:: DATA TO PROCESS ::

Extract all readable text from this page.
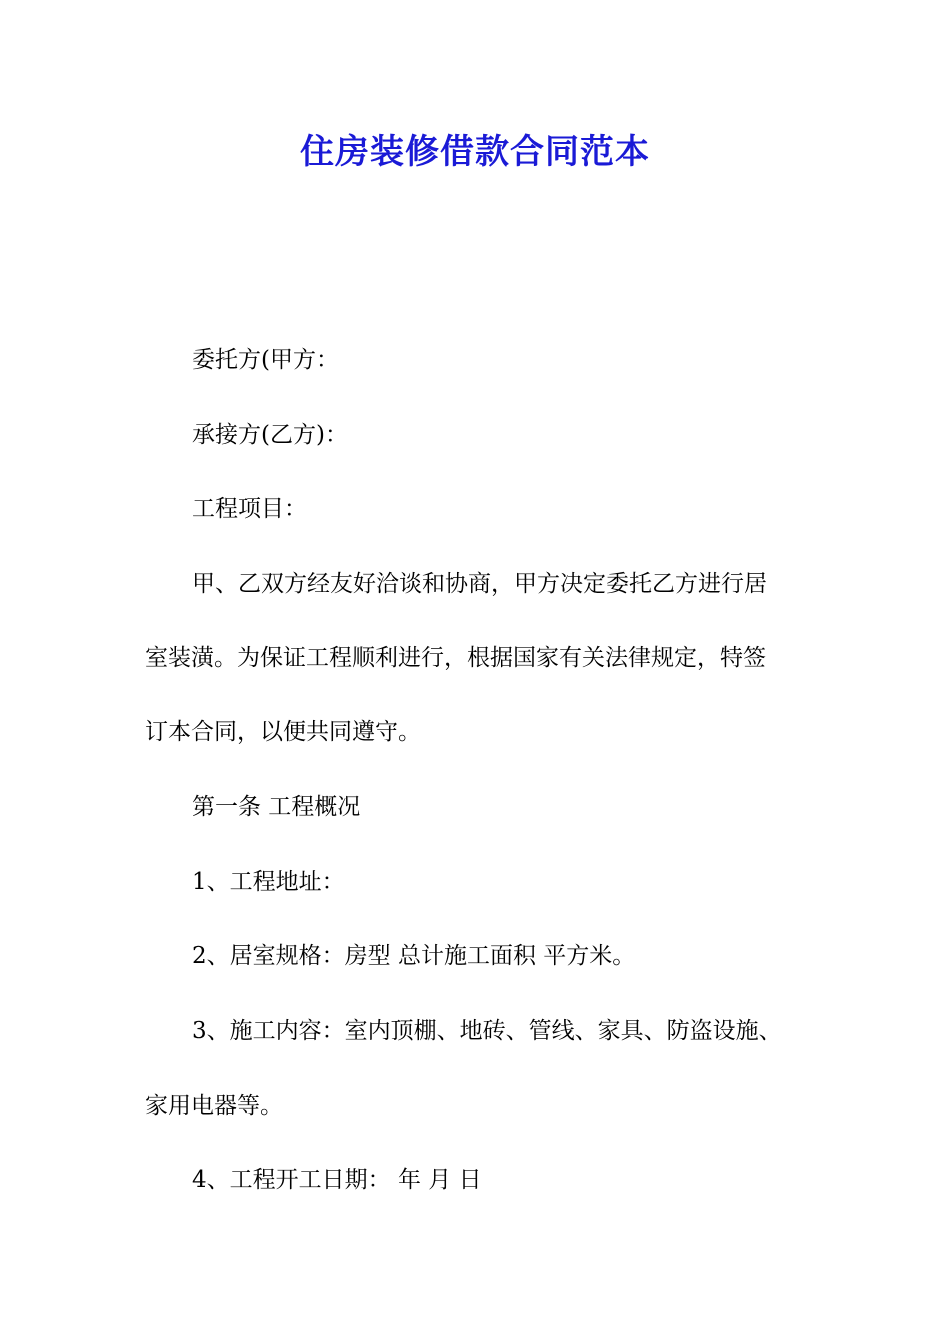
住房装修借款合同范本

委托方(甲方：

承接方(乙方)：

工程项目：

甲、乙双方经友好洽谈和协商，甲方决定委托乙方进行居

室装潢。为保证工程顺利进行，根据国家有关法律规定，特签

订本合同，以便共同遵守。

第一条 工程概况

1、工程地址：

2、居室规格：房型 总计施工面积 平方米。

3、施工内容：室内顶棚、地砖、管线、家具、防盗设施、

家用电器等。

4、工程开工日期： 年 月 日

:::

EXERCISE DESCRIPTION ::
Can you repeat every record above exactly, apart from the pictures?

RESULT OF THIS TASK ::
Extract all readable text from this page.
住房装修借款合同范本

委托方(甲方：

承接方(乙方)：

工程项目：

甲、乙双方经友好洽谈和协商，甲方决定委托乙方进行居

室装潢。为保证工程顺利进行，根据国家有关法律规定，特签

订本合同，以便共同遵守。

第一条 工程概况

1、工程地址：

2、居室规格：房型 总计施工面积 平方米。

3、施工内容：室内顶棚、地砖、管线、家具、防盗设施、

家用电器等。

4、工程开工日期： 年 月 日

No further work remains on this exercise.